▸ **Directions for this task**: Would you quote the material below in full and unchanged?

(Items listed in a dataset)
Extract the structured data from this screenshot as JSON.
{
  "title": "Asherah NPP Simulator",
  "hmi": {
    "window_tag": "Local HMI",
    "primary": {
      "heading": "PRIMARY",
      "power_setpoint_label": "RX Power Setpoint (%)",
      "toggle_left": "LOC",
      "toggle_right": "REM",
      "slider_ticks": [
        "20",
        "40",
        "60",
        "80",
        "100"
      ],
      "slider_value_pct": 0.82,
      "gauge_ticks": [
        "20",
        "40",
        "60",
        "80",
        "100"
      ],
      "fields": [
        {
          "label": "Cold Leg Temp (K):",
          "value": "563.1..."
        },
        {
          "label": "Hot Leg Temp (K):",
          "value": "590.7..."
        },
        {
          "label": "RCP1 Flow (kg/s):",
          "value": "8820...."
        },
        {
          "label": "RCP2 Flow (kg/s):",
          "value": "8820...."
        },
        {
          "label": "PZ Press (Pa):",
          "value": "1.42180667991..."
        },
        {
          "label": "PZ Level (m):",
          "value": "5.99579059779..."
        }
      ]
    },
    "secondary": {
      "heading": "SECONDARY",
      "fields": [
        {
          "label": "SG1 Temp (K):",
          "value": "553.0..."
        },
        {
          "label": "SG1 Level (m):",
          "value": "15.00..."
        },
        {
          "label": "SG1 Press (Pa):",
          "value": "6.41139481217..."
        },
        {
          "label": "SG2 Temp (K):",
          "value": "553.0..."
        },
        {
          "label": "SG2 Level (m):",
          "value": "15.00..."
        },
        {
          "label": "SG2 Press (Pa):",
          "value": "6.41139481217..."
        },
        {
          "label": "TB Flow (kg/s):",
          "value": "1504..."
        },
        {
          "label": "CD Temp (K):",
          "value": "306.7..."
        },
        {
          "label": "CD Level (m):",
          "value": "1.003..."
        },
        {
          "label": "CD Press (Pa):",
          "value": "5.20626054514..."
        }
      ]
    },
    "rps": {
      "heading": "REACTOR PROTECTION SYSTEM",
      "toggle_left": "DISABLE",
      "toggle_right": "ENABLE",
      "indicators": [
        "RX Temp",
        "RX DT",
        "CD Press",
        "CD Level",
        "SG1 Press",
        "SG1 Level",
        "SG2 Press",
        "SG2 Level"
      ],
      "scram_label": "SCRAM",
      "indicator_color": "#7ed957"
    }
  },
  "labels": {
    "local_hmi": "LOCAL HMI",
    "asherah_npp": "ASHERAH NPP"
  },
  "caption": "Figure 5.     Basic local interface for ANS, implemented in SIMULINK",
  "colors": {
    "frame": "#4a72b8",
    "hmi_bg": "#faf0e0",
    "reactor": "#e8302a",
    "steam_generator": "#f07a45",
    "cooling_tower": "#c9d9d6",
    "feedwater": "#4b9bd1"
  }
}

▸ **Response**:
Extract the structured data from this screenshot as JSON.
{
  "title": "Asherah NPP Simulator",
  "hmi": {
    "window_tag": "Local HMI",
    "primary": {
      "heading": "PRIMARY",
      "power_setpoint_label": "RX Power Setpoint (%)",
      "toggle_left": "LOC",
      "toggle_right": "REM",
      "slider_ticks": [
        "20",
        "40",
        "60",
        "80",
        "100"
      ],
      "slider_value_pct": 0.82,
      "gauge_ticks": [
        "20",
        "40",
        "60",
        "80",
        "100"
      ],
      "fields": [
        {
          "label": "Cold Leg Temp (K):",
          "value": "563.1..."
        },
        {
          "label": "Hot Leg Temp (K):",
          "value": "590.7..."
        },
        {
          "label": "RCP1 Flow (kg/s):",
          "value": "8820...."
        },
        {
          "label": "RCP2 Flow (kg/s):",
          "value": "8820...."
        },
        {
          "label": "PZ Press (Pa):",
          "value": "1.42180667991..."
        },
        {
          "label": "PZ Level (m):",
          "value": "5.99579059779..."
        }
      ]
    },
    "secondary": {
      "heading": "SECONDARY",
      "fields": [
        {
          "label": "SG1 Temp (K):",
          "value": "553.0..."
        },
        {
          "label": "SG1 Level (m):",
          "value": "15.00..."
        },
        {
          "label": "SG1 Press (Pa):",
          "value": "6.41139481217..."
        },
        {
          "label": "SG2 Temp (K):",
          "value": "553.0..."
        },
        {
          "label": "SG2 Level (m):",
          "value": "15.00..."
        },
        {
          "label": "SG2 Press (Pa):",
          "value": "6.41139481217..."
        },
        {
          "label": "TB Flow (kg/s):",
          "value": "1504..."
        },
        {
          "label": "CD Temp (K):",
          "value": "306.7..."
        },
        {
          "label": "CD Level (m):",
          "value": "1.003..."
        },
        {
          "label": "CD Press (Pa):",
          "value": "5.20626054514..."
        }
      ]
    },
    "rps": {
      "heading": "REACTOR PROTECTION SYSTEM",
      "toggle_left": "DISABLE",
      "toggle_right": "ENABLE",
      "indicators": [
        "RX Temp",
        "RX DT",
        "CD Press",
        "CD Level",
        "SG1 Press",
        "SG1 Level",
        "SG2 Press",
        "SG2 Level"
      ],
      "scram_label": "SCRAM",
      "indicator_color": "#7ed957"
    }
  },
  "labels": {
    "local_hmi": "LOCAL HMI",
    "asherah_npp": "ASHERAH NPP"
  },
  "caption": "Figure 5.     Basic local interface for ANS, implemented in SIMULINK",
  "colors": {
    "frame": "#4a72b8",
    "hmi_bg": "#faf0e0",
    "reactor": "#e8302a",
    "steam_generator": "#f07a45",
    "cooling_tower": "#c9d9d6",
    "feedwater": "#4b9bd1"
  }
}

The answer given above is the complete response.